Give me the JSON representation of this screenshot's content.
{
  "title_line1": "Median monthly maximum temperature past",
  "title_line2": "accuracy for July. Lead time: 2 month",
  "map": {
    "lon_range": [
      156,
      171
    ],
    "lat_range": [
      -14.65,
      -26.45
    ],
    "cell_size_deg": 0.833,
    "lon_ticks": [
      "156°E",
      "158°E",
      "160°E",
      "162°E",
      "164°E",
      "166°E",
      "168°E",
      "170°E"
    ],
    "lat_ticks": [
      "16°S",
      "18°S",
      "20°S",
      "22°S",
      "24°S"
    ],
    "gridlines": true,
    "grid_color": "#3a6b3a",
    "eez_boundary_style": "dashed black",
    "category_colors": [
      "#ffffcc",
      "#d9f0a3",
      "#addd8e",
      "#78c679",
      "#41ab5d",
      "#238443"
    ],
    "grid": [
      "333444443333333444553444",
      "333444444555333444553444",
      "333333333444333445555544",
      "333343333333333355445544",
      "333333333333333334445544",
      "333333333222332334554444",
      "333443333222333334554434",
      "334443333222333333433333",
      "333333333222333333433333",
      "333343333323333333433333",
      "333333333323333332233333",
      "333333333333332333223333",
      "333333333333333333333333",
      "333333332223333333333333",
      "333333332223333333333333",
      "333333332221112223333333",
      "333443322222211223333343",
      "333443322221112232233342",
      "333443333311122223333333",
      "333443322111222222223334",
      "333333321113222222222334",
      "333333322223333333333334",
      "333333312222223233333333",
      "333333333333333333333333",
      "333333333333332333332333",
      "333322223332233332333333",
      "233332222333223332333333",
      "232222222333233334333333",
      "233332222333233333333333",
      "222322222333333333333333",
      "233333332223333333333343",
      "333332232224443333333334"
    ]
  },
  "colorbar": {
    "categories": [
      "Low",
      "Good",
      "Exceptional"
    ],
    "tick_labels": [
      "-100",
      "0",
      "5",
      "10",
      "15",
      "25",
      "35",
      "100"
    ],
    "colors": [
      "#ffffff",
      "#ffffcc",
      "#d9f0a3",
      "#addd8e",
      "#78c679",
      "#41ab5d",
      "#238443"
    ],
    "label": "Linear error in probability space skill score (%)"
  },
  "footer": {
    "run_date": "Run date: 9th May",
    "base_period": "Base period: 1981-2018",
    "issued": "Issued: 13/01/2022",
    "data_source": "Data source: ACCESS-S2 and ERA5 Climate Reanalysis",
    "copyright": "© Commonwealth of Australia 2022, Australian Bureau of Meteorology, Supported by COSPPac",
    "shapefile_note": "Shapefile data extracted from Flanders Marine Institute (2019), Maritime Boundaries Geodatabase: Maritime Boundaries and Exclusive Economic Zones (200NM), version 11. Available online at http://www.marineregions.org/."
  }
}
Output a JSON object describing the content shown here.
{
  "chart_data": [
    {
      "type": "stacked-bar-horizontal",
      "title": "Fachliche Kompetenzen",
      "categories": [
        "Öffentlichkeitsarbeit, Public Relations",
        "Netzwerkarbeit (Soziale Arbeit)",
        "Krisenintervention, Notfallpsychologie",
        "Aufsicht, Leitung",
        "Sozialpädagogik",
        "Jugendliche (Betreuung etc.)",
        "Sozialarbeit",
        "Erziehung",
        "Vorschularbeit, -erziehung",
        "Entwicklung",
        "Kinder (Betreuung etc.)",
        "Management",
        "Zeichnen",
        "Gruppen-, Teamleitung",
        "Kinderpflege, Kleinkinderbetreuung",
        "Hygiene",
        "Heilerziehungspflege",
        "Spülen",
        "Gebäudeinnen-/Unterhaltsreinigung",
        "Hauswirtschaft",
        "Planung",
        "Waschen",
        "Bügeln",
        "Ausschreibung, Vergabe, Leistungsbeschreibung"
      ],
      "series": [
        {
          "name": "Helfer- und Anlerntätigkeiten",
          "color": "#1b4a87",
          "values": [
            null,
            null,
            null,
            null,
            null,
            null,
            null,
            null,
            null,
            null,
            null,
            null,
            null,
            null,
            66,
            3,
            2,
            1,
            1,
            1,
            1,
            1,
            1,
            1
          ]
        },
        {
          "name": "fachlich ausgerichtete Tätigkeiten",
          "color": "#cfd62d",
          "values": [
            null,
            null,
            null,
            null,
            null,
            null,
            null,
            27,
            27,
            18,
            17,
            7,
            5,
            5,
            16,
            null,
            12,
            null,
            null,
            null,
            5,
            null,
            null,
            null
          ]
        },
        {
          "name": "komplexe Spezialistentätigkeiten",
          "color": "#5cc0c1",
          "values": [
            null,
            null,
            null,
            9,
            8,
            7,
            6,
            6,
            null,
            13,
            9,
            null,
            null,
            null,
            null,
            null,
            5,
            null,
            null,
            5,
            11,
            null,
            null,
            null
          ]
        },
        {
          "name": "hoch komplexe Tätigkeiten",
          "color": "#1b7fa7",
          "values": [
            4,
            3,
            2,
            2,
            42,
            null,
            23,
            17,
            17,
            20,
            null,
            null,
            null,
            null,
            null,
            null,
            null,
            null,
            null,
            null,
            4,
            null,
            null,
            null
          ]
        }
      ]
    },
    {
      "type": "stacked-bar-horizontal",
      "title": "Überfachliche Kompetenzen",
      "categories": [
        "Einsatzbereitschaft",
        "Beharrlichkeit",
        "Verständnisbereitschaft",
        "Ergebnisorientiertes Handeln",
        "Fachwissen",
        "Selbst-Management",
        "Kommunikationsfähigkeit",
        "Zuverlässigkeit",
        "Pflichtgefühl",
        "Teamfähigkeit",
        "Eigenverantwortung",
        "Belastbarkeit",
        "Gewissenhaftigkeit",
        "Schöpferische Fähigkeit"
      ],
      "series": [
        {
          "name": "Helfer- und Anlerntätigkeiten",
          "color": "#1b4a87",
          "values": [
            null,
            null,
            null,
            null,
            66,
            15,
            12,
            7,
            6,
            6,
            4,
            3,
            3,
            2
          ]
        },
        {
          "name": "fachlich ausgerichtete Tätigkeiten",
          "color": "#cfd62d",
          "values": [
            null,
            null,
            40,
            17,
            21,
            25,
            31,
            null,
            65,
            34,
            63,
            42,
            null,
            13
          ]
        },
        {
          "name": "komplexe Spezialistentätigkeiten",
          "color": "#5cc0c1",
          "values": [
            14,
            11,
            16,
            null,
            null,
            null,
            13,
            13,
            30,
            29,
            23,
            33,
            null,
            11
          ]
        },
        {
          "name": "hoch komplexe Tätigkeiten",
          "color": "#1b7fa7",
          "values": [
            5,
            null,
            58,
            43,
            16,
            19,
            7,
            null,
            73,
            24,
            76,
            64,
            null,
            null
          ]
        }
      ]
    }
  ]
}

━━━━

> _Short exercise_: Go through the material above line by line and copy it exactly.

> _Result_:
Give me the JSON representation of this screenshot's content.
{
  "title_line1": "Median monthly maximum temperature past",
  "title_line2": "accuracy for July. Lead time: 2 month",
  "map": {
    "lon_range": [
      156,
      171
    ],
    "lat_range": [
      -14.65,
      -26.45
    ],
    "cell_size_deg": 0.833,
    "lon_ticks": [
      "156°E",
      "158°E",
      "160°E",
      "162°E",
      "164°E",
      "166°E",
      "168°E",
      "170°E"
    ],
    "lat_ticks": [
      "16°S",
      "18°S",
      "20°S",
      "22°S",
      "24°S"
    ],
    "gridlines": true,
    "grid_color": "#3a6b3a",
    "eez_boundary_style": "dashed black",
    "category_colors": [
      "#ffffcc",
      "#d9f0a3",
      "#addd8e",
      "#78c679",
      "#41ab5d",
      "#238443"
    ],
    "grid": [
      "333444443333333444553444",
      "333444444555333444553444",
      "333333333444333445555544",
      "333343333333333355445544",
      "333333333333333334445544",
      "333333333222332334554444",
      "333443333222333334554434",
      "334443333222333333433333",
      "333333333222333333433333",
      "333343333323333333433333",
      "333333333323333332233333",
      "333333333333332333223333",
      "333333333333333333333333",
      "333333332223333333333333",
      "333333332223333333333333",
      "333333332221112223333333",
      "333443322222211223333343",
      "333443322221112232233342",
      "333443333311122223333333",
      "333443322111222222223334",
      "333333321113222222222334",
      "333333322223333333333334",
      "333333312222223233333333",
      "333333333333333333333333",
      "333333333333332333332333",
      "333322223332233332333333",
      "233332222333223332333333",
      "232222222333233334333333",
      "233332222333233333333333",
      "222322222333333333333333",
      "233333332223333333333343",
      "333332232224443333333334"
    ]
  },
  "colorbar": {
    "categories": [
      "Low",
      "Good",
      "Exceptional"
    ],
    "tick_labels": [
      "-100",
      "0",
      "5",
      "10",
      "15",
      "25",
      "35",
      "100"
    ],
    "colors": [
      "#ffffff",
      "#ffffcc",
      "#d9f0a3",
      "#addd8e",
      "#78c679",
      "#41ab5d",
      "#238443"
    ],
    "label": "Linear error in probability space skill score (%)"
  },
  "footer": {
    "run_date": "Run date: 9th May",
    "base_period": "Base period: 1981-2018",
    "issued": "Issued: 13/01/2022",
    "data_source": "Data source: ACCESS-S2 and ERA5 Climate Reanalysis",
    "copyright": "© Commonwealth of Australia 2022, Australian Bureau of Meteorology, Supported by COSPPac",
    "shapefile_note": "Shapefile data extracted from Flanders Marine Institute (2019), Maritime Boundaries Geodatabase: Maritime Boundaries and Exclusive Economic Zones (200NM), version 11. Available online at http://www.marineregions.org/."
  }
}
Output a JSON object describing the content shown here.
{
  "chart_data": [
    {
      "type": "stacked-bar-horizontal",
      "title": "Fachliche Kompetenzen",
      "categories": [
        "Öffentlichkeitsarbeit, Public Relations",
        "Netzwerkarbeit (Soziale Arbeit)",
        "Krisenintervention, Notfallpsychologie",
        "Aufsicht, Leitung",
        "Sozialpädagogik",
        "Jugendliche (Betreuung etc.)",
        "Sozialarbeit",
        "Erziehung",
        "Vorschularbeit, -erziehung",
        "Entwicklung",
        "Kinder (Betreuung etc.)",
        "Management",
        "Zeichnen",
        "Gruppen-, Teamleitung",
        "Kinderpflege, Kleinkinderbetreuung",
        "Hygiene",
        "Heilerziehungspflege",
        "Spülen",
        "Gebäudeinnen-/Unterhaltsreinigung",
        "Hauswirtschaft",
        "Planung",
        "Waschen",
        "Bügeln",
        "Ausschreibung, Vergabe, Leistungsbeschreibung"
      ],
      "series": [
        {
          "name": "Helfer- und Anlerntätigkeiten",
          "color": "#1b4a87",
          "values": [
            null,
            null,
            null,
            null,
            null,
            null,
            null,
            null,
            null,
            null,
            null,
            null,
            null,
            null,
            66,
            3,
            2,
            1,
            1,
            1,
            1,
            1,
            1,
            1
          ]
        },
        {
          "name": "fachlich ausgerichtete Tätigkeiten",
          "color": "#cfd62d",
          "values": [
            null,
            null,
            null,
            null,
            null,
            null,
            null,
            27,
            27,
            18,
            17,
            7,
            5,
            5,
            16,
            null,
            12,
            null,
            null,
            null,
            5,
            null,
            null,
            null
          ]
        },
        {
          "name": "komplexe Spezialistentätigkeiten",
          "color": "#5cc0c1",
          "values": [
            null,
            null,
            null,
            9,
            8,
            7,
            6,
            6,
            null,
            13,
            9,
            null,
            null,
            null,
            null,
            null,
            5,
            null,
            null,
            5,
            11,
            null,
            null,
            null
          ]
        },
        {
          "name": "hoch komplexe Tätigkeiten",
          "color": "#1b7fa7",
          "values": [
            4,
            3,
            2,
            2,
            42,
            null,
            23,
            17,
            17,
            20,
            null,
            null,
            null,
            null,
            null,
            null,
            null,
            null,
            null,
            null,
            4,
            null,
            null,
            null
          ]
        }
      ]
    },
    {
      "type": "stacked-bar-horizontal",
      "title": "Überfachliche Kompetenzen",
      "categories": [
        "Einsatzbereitschaft",
        "Beharrlichkeit",
        "Verständnisbereitschaft",
        "Ergebnisorientiertes Handeln",
        "Fachwissen",
        "Selbst-Management",
        "Kommunikationsfähigkeit",
        "Zuverlässigkeit",
        "Pflichtgefühl",
        "Teamfähigkeit",
        "Eigenverantwortung",
        "Belastbarkeit",
        "Gewissenhaftigkeit",
        "Schöpferische Fähigkeit"
      ],
      "series": [
        {
          "name": "Helfer- und Anlerntätigkeiten",
          "color": "#1b4a87",
          "values": [
            null,
            null,
            null,
            null,
            66,
            15,
            12,
            7,
            6,
            6,
            4,
            3,
            3,
            2
          ]
        },
        {
          "name": "fachlich ausgerichtete Tätigkeiten",
          "color": "#cfd62d",
          "values": [
            null,
            null,
            40,
            17,
            21,
            25,
            31,
            null,
            65,
            34,
            63,
            42,
            null,
            13
          ]
        },
        {
          "name": "komplexe Spezialistentätigkeiten",
          "color": "#5cc0c1",
          "values": [
            14,
            11,
            16,
            null,
            null,
            null,
            13,
            13,
            30,
            29,
            23,
            33,
            null,
            11
          ]
        },
        {
          "name": "hoch komplexe Tätigkeiten",
          "color": "#1b7fa7",
          "values": [
            5,
            null,
            58,
            43,
            16,
            19,
            7,
            null,
            73,
            24,
            76,
            64,
            null,
            null
          ]
        }
      ]
    }
  ]
}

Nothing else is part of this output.